SET TASK: Find each line holding "text" and copy it out.

DATA SHOWN:
## Start

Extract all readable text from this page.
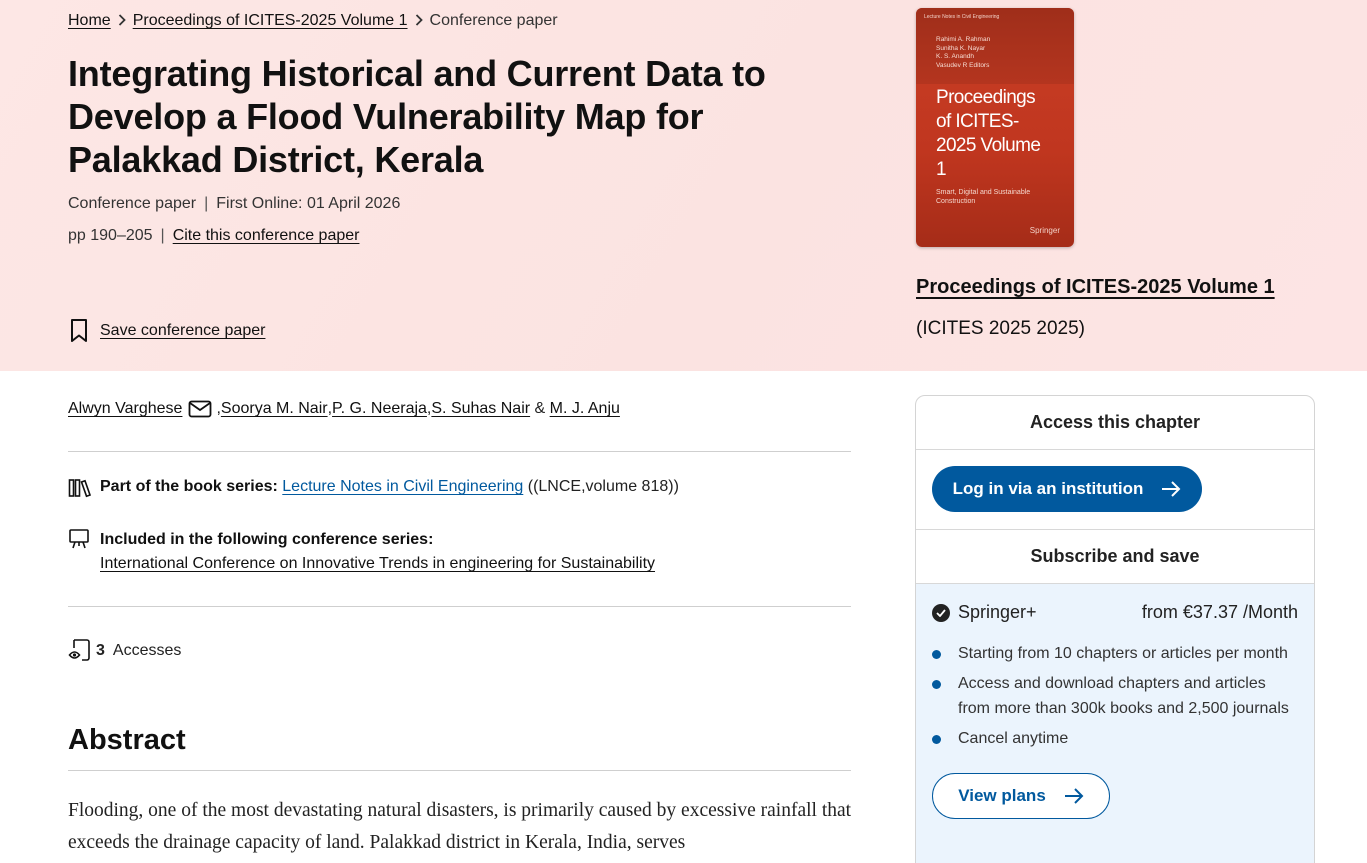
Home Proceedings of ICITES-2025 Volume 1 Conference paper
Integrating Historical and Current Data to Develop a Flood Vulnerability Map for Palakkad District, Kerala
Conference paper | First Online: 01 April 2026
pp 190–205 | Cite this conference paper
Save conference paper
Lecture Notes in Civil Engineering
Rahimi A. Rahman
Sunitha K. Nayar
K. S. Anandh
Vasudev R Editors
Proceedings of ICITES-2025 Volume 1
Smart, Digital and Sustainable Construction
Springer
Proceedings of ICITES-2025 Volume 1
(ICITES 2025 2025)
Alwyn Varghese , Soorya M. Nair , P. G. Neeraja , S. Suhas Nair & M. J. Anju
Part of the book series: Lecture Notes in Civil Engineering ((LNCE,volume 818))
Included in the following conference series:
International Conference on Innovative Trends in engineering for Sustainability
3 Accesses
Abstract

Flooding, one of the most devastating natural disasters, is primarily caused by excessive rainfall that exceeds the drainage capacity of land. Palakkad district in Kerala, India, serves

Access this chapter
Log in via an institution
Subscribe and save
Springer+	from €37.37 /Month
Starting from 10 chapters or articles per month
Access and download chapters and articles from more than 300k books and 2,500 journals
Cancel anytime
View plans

## End
## Start

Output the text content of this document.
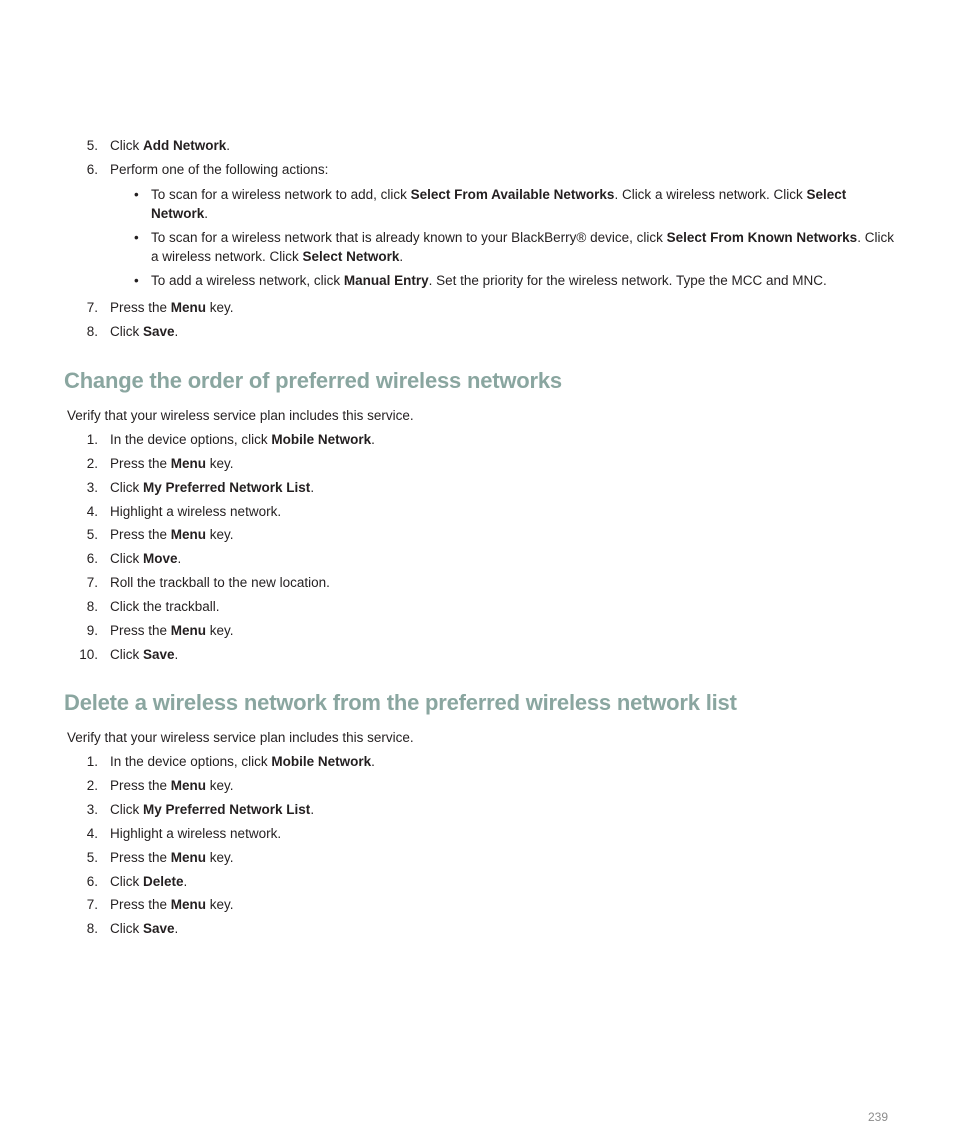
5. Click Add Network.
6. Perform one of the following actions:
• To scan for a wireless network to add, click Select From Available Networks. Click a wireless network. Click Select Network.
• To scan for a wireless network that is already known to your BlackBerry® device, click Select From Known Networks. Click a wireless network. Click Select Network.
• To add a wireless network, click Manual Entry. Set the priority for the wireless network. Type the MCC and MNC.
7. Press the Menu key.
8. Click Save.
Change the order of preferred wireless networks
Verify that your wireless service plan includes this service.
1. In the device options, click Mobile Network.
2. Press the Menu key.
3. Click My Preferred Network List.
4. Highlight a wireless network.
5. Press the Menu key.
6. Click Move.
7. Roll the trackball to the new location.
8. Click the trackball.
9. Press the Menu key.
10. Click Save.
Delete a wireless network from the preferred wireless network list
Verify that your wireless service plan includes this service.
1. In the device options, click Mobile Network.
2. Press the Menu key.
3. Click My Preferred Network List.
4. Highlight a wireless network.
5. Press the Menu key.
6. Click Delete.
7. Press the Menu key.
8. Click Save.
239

## End

ANSWER FOR THE TASK:
Extract all readable text from this page.
Output the text content of this document.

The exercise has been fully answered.